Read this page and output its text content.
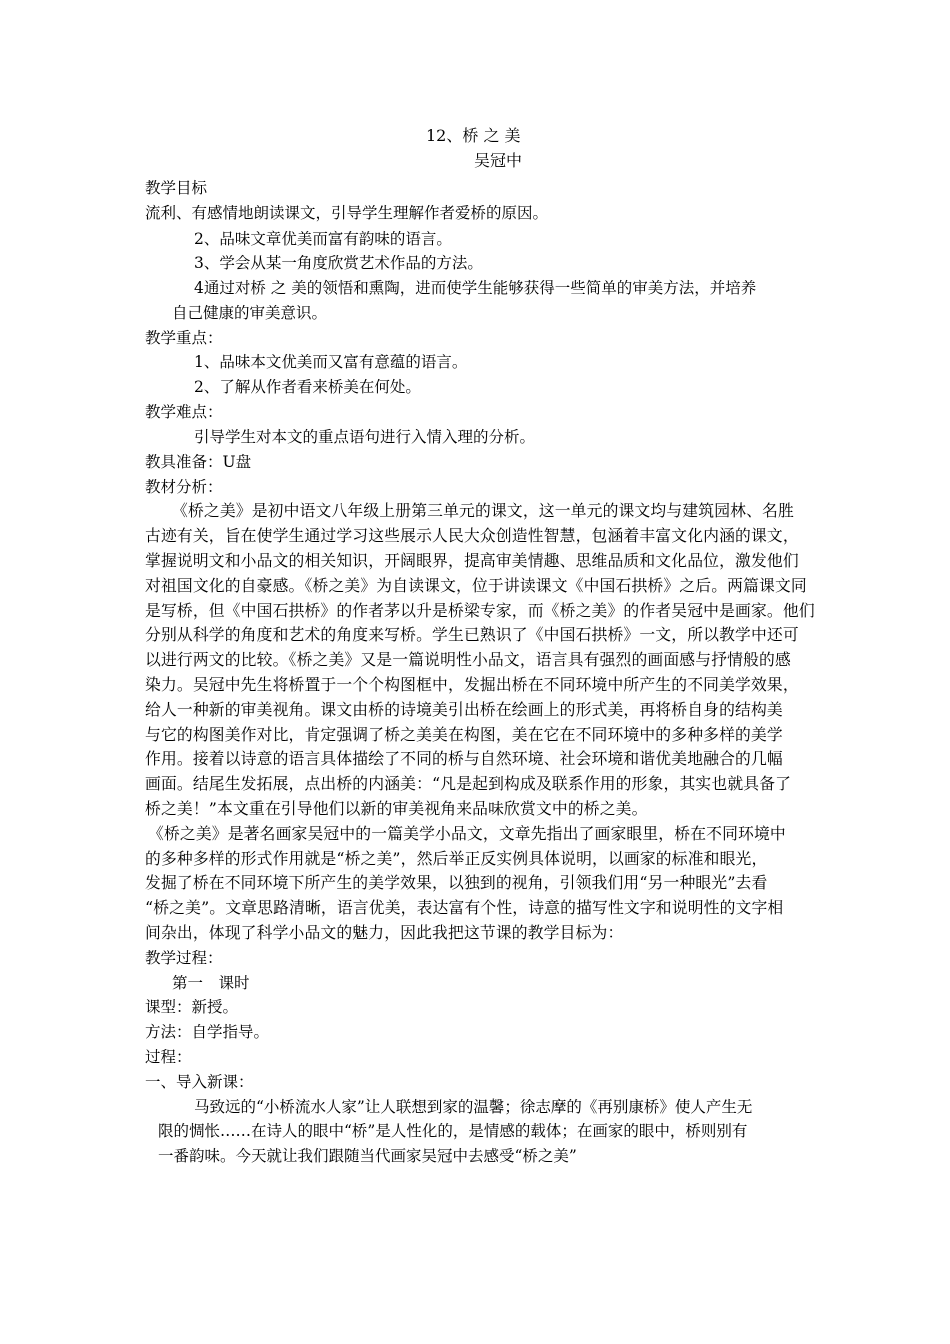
12、桥 之 美
吴冠中
教学目标
流利、有感情地朗读课文，引导学生理解作者爱桥的原因。
2、品味文章优美而富有韵味的语言。
3、学会从某一角度欣赏艺术作品的方法。
4通过对桥 之 美的领悟和熏陶，进而使学生能够获得一些简单的审美方法，并培养
自己健康的审美意识。
教学重点：
1、品味本文优美而又富有意蕴的语言。
2、了解从作者看来桥美在何处。
教学难点：
引导学生对本文的重点语句进行入情入理的分析。
教具准备：U盘
教材分析：
《桥之美》是初中语文八年级上册第三单元的课文，这一单元的课文均与建筑园林、名胜
古迹有关，旨在使学生通过学习这些展示人民大众创造性智慧，包涵着丰富文化内涵的课文，
掌握说明文和小品文的相关知识，开阔眼界，提高审美情趣、思维品质和文化品位，激发他们
对祖国文化的自豪感。《桥之美》为自读课文，位于讲读课文《中国石拱桥》之后。两篇课文同
是写桥，但《中国石拱桥》的作者茅以升是桥梁专家，而《桥之美》的作者吴冠中是画家。他们
分别从科学的角度和艺术的角度来写桥。学生已熟识了《中国石拱桥》一文，所以教学中还可
以进行两文的比较。《桥之美》又是一篇说明性小品文，语言具有强烈的画面感与抒情般的感
染力。吴冠中先生将桥置于一个个构图框中，发掘出桥在不同环境中所产生的不同美学效果，
给人一种新的审美视角。课文由桥的诗境美引出桥在绘画上的形式美，再将桥自身的结构美
与它的构图美作对比，肯定强调了桥之美美在构图，美在它在不同环境中的多种多样的美学
作用。接着以诗意的语言具体描绘了不同的桥与自然环境、社会环境和谐优美地融合的几幅
画面。结尾生发拓展，点出桥的内涵美：“凡是起到构成及联系作用的形象，其实也就具备了
桥之美！”本文重在引导他们以新的审美视角来品味欣赏文中的桥之美。
《桥之美》是著名画家吴冠中的一篇美学小品文，文章先指出了画家眼里，桥在不同环境中
的多种多样的形式作用就是“桥之美”，然后举正反实例具体说明，以画家的标准和眼光，
发掘了桥在不同环境下所产生的美学效果，以独到的视角，引领我们用“另一种眼光”去看
“桥之美”。文章思路清晰，语言优美，表达富有个性，诗意的描写性文字和说明性的文字相
间杂出，体现了科学小品文的魅力，因此我把这节课的教学目标为：
教学过程：
第一　课时
课型：新授。
方法：自学指导。
过程：
一、导入新课：
马致远的“小桥流水人家”让人联想到家的温馨；徐志摩的《再别康桥》使人产生无
限的惆怅……在诗人的眼中“桥”是人性化的，是情感的载体；在画家的眼中，桥则别有
一番韵味。今天就让我们跟随当代画家吴冠中去感受“桥之美”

***

> GIVEN EXERCISE
The records shown above are to be repeated exactly, with the pictures left out.

> WRITTEN RESPONSE
Read this page and output its text content.
12、桥 之 美
吴冠中
教学目标
流利、有感情地朗读课文，引导学生理解作者爱桥的原因。
2、品味文章优美而富有韵味的语言。
3、学会从某一角度欣赏艺术作品的方法。
4通过对桥 之 美的领悟和熏陶，进而使学生能够获得一些简单的审美方法，并培养
自己健康的审美意识。
教学重点：
1、品味本文优美而又富有意蕴的语言。
2、了解从作者看来桥美在何处。
教学难点：
引导学生对本文的重点语句进行入情入理的分析。
教具准备：U盘
教材分析：
《桥之美》是初中语文八年级上册第三单元的课文，这一单元的课文均与建筑园林、名胜
古迹有关，旨在使学生通过学习这些展示人民大众创造性智慧，包涵着丰富文化内涵的课文，
掌握说明文和小品文的相关知识，开阔眼界，提高审美情趣、思维品质和文化品位，激发他们
对祖国文化的自豪感。《桥之美》为自读课文，位于讲读课文《中国石拱桥》之后。两篇课文同
是写桥，但《中国石拱桥》的作者茅以升是桥梁专家，而《桥之美》的作者吴冠中是画家。他们
分别从科学的角度和艺术的角度来写桥。学生已熟识了《中国石拱桥》一文，所以教学中还可
以进行两文的比较。《桥之美》又是一篇说明性小品文，语言具有强烈的画面感与抒情般的感
染力。吴冠中先生将桥置于一个个构图框中，发掘出桥在不同环境中所产生的不同美学效果，
给人一种新的审美视角。课文由桥的诗境美引出桥在绘画上的形式美，再将桥自身的结构美
与它的构图美作对比，肯定强调了桥之美美在构图，美在它在不同环境中的多种多样的美学
作用。接着以诗意的语言具体描绘了不同的桥与自然环境、社会环境和谐优美地融合的几幅
画面。结尾生发拓展，点出桥的内涵美：“凡是起到构成及联系作用的形象，其实也就具备了
桥之美！”本文重在引导他们以新的审美视角来品味欣赏文中的桥之美。
《桥之美》是著名画家吴冠中的一篇美学小品文，文章先指出了画家眼里，桥在不同环境中
的多种多样的形式作用就是“桥之美”，然后举正反实例具体说明，以画家的标准和眼光，
发掘了桥在不同环境下所产生的美学效果，以独到的视角，引领我们用“另一种眼光”去看
“桥之美”。文章思路清晰，语言优美，表达富有个性，诗意的描写性文字和说明性的文字相
间杂出，体现了科学小品文的魅力，因此我把这节课的教学目标为：
教学过程：
第一　课时
课型：新授。
方法：自学指导。
过程：
一、导入新课：
马致远的“小桥流水人家”让人联想到家的温馨；徐志摩的《再别康桥》使人产生无
限的惆怅……在诗人的眼中“桥”是人性化的，是情感的载体；在画家的眼中，桥则别有
一番韵味。今天就让我们跟随当代画家吴冠中去感受“桥之美”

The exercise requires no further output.